### MATERIAL FOR THE TASK
--------------------------------------------------

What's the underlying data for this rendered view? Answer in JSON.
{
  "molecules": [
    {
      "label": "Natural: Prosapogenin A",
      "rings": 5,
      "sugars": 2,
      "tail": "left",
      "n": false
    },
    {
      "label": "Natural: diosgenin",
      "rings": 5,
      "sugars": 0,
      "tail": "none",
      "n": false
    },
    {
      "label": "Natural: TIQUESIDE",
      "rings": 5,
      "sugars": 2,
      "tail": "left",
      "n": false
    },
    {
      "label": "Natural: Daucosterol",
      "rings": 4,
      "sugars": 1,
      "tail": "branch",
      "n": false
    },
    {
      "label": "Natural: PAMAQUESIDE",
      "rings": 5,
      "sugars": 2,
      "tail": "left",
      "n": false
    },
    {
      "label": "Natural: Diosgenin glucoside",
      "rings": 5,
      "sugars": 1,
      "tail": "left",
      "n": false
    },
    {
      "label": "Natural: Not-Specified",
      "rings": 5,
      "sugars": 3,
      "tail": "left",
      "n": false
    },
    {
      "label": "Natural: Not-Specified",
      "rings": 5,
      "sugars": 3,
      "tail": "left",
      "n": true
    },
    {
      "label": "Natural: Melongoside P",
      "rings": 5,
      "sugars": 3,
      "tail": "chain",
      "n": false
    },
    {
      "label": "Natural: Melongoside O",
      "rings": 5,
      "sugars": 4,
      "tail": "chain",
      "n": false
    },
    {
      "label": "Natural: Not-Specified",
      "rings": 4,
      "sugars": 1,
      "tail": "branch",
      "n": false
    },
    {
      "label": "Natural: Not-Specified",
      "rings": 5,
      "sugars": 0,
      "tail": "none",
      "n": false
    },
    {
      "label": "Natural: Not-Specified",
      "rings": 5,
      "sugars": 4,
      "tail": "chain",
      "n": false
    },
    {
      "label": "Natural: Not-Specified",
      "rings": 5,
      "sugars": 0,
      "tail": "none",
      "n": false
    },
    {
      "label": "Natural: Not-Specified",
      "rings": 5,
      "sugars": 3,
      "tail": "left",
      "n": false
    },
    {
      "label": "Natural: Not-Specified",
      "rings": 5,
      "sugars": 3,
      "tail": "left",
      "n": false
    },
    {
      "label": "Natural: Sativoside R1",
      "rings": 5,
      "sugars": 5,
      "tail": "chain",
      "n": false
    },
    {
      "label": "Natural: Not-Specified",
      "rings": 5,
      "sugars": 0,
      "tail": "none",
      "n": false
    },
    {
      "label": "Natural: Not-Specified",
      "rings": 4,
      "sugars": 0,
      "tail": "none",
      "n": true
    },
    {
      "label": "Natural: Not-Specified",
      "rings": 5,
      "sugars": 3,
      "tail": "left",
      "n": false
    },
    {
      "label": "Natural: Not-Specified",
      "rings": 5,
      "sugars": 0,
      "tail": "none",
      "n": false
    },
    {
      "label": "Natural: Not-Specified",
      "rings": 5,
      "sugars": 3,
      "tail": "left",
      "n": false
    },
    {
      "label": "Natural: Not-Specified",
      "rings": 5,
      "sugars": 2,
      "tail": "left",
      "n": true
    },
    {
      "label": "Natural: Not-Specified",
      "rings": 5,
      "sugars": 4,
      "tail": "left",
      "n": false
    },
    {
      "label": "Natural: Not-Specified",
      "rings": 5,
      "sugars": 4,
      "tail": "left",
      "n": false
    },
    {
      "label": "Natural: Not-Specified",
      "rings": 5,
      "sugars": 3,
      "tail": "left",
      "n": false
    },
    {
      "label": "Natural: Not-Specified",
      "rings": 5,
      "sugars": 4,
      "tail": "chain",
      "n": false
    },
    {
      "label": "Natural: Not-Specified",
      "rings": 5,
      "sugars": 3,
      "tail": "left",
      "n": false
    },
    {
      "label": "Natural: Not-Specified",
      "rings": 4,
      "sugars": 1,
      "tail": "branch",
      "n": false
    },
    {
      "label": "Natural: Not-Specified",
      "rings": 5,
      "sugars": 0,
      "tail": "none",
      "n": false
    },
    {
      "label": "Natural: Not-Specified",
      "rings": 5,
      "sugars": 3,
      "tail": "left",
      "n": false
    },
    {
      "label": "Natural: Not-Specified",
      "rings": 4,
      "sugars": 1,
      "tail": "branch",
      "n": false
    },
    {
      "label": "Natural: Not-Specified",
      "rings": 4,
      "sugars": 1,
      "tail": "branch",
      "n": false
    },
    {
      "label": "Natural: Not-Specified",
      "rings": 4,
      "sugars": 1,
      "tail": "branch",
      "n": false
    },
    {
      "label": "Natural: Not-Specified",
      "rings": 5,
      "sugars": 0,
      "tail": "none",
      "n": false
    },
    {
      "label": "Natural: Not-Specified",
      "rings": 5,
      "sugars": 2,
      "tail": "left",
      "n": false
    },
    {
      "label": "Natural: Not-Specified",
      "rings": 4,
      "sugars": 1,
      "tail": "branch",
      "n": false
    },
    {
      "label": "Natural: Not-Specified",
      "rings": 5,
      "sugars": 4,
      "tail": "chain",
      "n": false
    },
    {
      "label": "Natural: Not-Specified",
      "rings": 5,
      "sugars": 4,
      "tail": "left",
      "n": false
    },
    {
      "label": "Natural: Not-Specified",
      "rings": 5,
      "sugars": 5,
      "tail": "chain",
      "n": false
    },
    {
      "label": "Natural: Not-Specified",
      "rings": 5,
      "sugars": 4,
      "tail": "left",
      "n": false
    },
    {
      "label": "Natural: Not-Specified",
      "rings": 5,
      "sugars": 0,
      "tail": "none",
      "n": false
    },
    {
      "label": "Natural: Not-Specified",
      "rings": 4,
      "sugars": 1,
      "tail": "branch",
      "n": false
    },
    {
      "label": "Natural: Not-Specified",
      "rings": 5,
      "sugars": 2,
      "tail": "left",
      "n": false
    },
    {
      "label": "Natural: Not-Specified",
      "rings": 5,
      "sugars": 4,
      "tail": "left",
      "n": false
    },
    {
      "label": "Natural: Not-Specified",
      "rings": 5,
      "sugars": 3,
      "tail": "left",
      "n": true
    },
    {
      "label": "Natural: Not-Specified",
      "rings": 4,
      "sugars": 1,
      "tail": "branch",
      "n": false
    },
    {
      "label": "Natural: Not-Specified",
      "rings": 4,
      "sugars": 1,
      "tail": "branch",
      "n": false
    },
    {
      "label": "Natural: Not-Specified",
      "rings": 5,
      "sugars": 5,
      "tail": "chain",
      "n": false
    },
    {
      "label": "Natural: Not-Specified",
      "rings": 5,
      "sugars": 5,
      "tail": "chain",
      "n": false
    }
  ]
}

--------------------------------------------------

### BRIEF
Faithfully reproduce all of the records, character for character.

### FULL SOLUTION
What's the underlying data for this rendered view? Answer in JSON.
{
  "molecules": [
    {
      "label": "Natural: Prosapogenin A",
      "rings": 5,
      "sugars": 2,
      "tail": "left",
      "n": false
    },
    {
      "label": "Natural: diosgenin",
      "rings": 5,
      "sugars": 0,
      "tail": "none",
      "n": false
    },
    {
      "label": "Natural: TIQUESIDE",
      "rings": 5,
      "sugars": 2,
      "tail": "left",
      "n": false
    },
    {
      "label": "Natural: Daucosterol",
      "rings": 4,
      "sugars": 1,
      "tail": "branch",
      "n": false
    },
    {
      "label": "Natural: PAMAQUESIDE",
      "rings": 5,
      "sugars": 2,
      "tail": "left",
      "n": false
    },
    {
      "label": "Natural: Diosgenin glucoside",
      "rings": 5,
      "sugars": 1,
      "tail": "left",
      "n": false
    },
    {
      "label": "Natural: Not-Specified",
      "rings": 5,
      "sugars": 3,
      "tail": "left",
      "n": false
    },
    {
      "label": "Natural: Not-Specified",
      "rings": 5,
      "sugars": 3,
      "tail": "left",
      "n": true
    },
    {
      "label": "Natural: Melongoside P",
      "rings": 5,
      "sugars": 3,
      "tail": "chain",
      "n": false
    },
    {
      "label": "Natural: Melongoside O",
      "rings": 5,
      "sugars": 4,
      "tail": "chain",
      "n": false
    },
    {
      "label": "Natural: Not-Specified",
      "rings": 4,
      "sugars": 1,
      "tail": "branch",
      "n": false
    },
    {
      "label": "Natural: Not-Specified",
      "rings": 5,
      "sugars": 0,
      "tail": "none",
      "n": false
    },
    {
      "label": "Natural: Not-Specified",
      "rings": 5,
      "sugars": 4,
      "tail": "chain",
      "n": false
    },
    {
      "label": "Natural: Not-Specified",
      "rings": 5,
      "sugars": 0,
      "tail": "none",
      "n": false
    },
    {
      "label": "Natural: Not-Specified",
      "rings": 5,
      "sugars": 3,
      "tail": "left",
      "n": false
    },
    {
      "label": "Natural: Not-Specified",
      "rings": 5,
      "sugars": 3,
      "tail": "left",
      "n": false
    },
    {
      "label": "Natural: Sativoside R1",
      "rings": 5,
      "sugars": 5,
      "tail": "chain",
      "n": false
    },
    {
      "label": "Natural: Not-Specified",
      "rings": 5,
      "sugars": 0,
      "tail": "none",
      "n": false
    },
    {
      "label": "Natural: Not-Specified",
      "rings": 4,
      "sugars": 0,
      "tail": "none",
      "n": true
    },
    {
      "label": "Natural: Not-Specified",
      "rings": 5,
      "sugars": 3,
      "tail": "left",
      "n": false
    },
    {
      "label": "Natural: Not-Specified",
      "rings": 5,
      "sugars": 0,
      "tail": "none",
      "n": false
    },
    {
      "label": "Natural: Not-Specified",
      "rings": 5,
      "sugars": 3,
      "tail": "left",
      "n": false
    },
    {
      "label": "Natural: Not-Specified",
      "rings": 5,
      "sugars": 2,
      "tail": "left",
      "n": true
    },
    {
      "label": "Natural: Not-Specified",
      "rings": 5,
      "sugars": 4,
      "tail": "left",
      "n": false
    },
    {
      "label": "Natural: Not-Specified",
      "rings": 5,
      "sugars": 4,
      "tail": "left",
      "n": false
    },
    {
      "label": "Natural: Not-Specified",
      "rings": 5,
      "sugars": 3,
      "tail": "left",
      "n": false
    },
    {
      "label": "Natural: Not-Specified",
      "rings": 5,
      "sugars": 4,
      "tail": "chain",
      "n": false
    },
    {
      "label": "Natural: Not-Specified",
      "rings": 5,
      "sugars": 3,
      "tail": "left",
      "n": false
    },
    {
      "label": "Natural: Not-Specified",
      "rings": 4,
      "sugars": 1,
      "tail": "branch",
      "n": false
    },
    {
      "label": "Natural: Not-Specified",
      "rings": 5,
      "sugars": 0,
      "tail": "none",
      "n": false
    },
    {
      "label": "Natural: Not-Specified",
      "rings": 5,
      "sugars": 3,
      "tail": "left",
      "n": false
    },
    {
      "label": "Natural: Not-Specified",
      "rings": 4,
      "sugars": 1,
      "tail": "branch",
      "n": false
    },
    {
      "label": "Natural: Not-Specified",
      "rings": 4,
      "sugars": 1,
      "tail": "branch",
      "n": false
    },
    {
      "label": "Natural: Not-Specified",
      "rings": 4,
      "sugars": 1,
      "tail": "branch",
      "n": false
    },
    {
      "label": "Natural: Not-Specified",
      "rings": 5,
      "sugars": 0,
      "tail": "none",
      "n": false
    },
    {
      "label": "Natural: Not-Specified",
      "rings": 5,
      "sugars": 2,
      "tail": "left",
      "n": false
    },
    {
      "label": "Natural: Not-Specified",
      "rings": 4,
      "sugars": 1,
      "tail": "branch",
      "n": false
    },
    {
      "label": "Natural: Not-Specified",
      "rings": 5,
      "sugars": 4,
      "tail": "chain",
      "n": false
    },
    {
      "label": "Natural: Not-Specified",
      "rings": 5,
      "sugars": 4,
      "tail": "left",
      "n": false
    },
    {
      "label": "Natural: Not-Specified",
      "rings": 5,
      "sugars": 5,
      "tail": "chain",
      "n": false
    },
    {
      "label": "Natural: Not-Specified",
      "rings": 5,
      "sugars": 4,
      "tail": "left",
      "n": false
    },
    {
      "label": "Natural: Not-Specified",
      "rings": 5,
      "sugars": 0,
      "tail": "none",
      "n": false
    },
    {
      "label": "Natural: Not-Specified",
      "rings": 4,
      "sugars": 1,
      "tail": "branch",
      "n": false
    },
    {
      "label": "Natural: Not-Specified",
      "rings": 5,
      "sugars": 2,
      "tail": "left",
      "n": false
    },
    {
      "label": "Natural: Not-Specified",
      "rings": 5,
      "sugars": 4,
      "tail": "left",
      "n": false
    },
    {
      "label": "Natural: Not-Specified",
      "rings": 5,
      "sugars": 3,
      "tail": "left",
      "n": true
    },
    {
      "label": "Natural: Not-Specified",
      "rings": 4,
      "sugars": 1,
      "tail": "branch",
      "n": false
    },
    {
      "label": "Natural: Not-Specified",
      "rings": 4,
      "sugars": 1,
      "tail": "branch",
      "n": false
    },
    {
      "label": "Natural: Not-Specified",
      "rings": 5,
      "sugars": 5,
      "tail": "chain",
      "n": false
    },
    {
      "label": "Natural: Not-Specified",
      "rings": 5,
      "sugars": 5,
      "tail": "chain",
      "n": false
    }
  ]
}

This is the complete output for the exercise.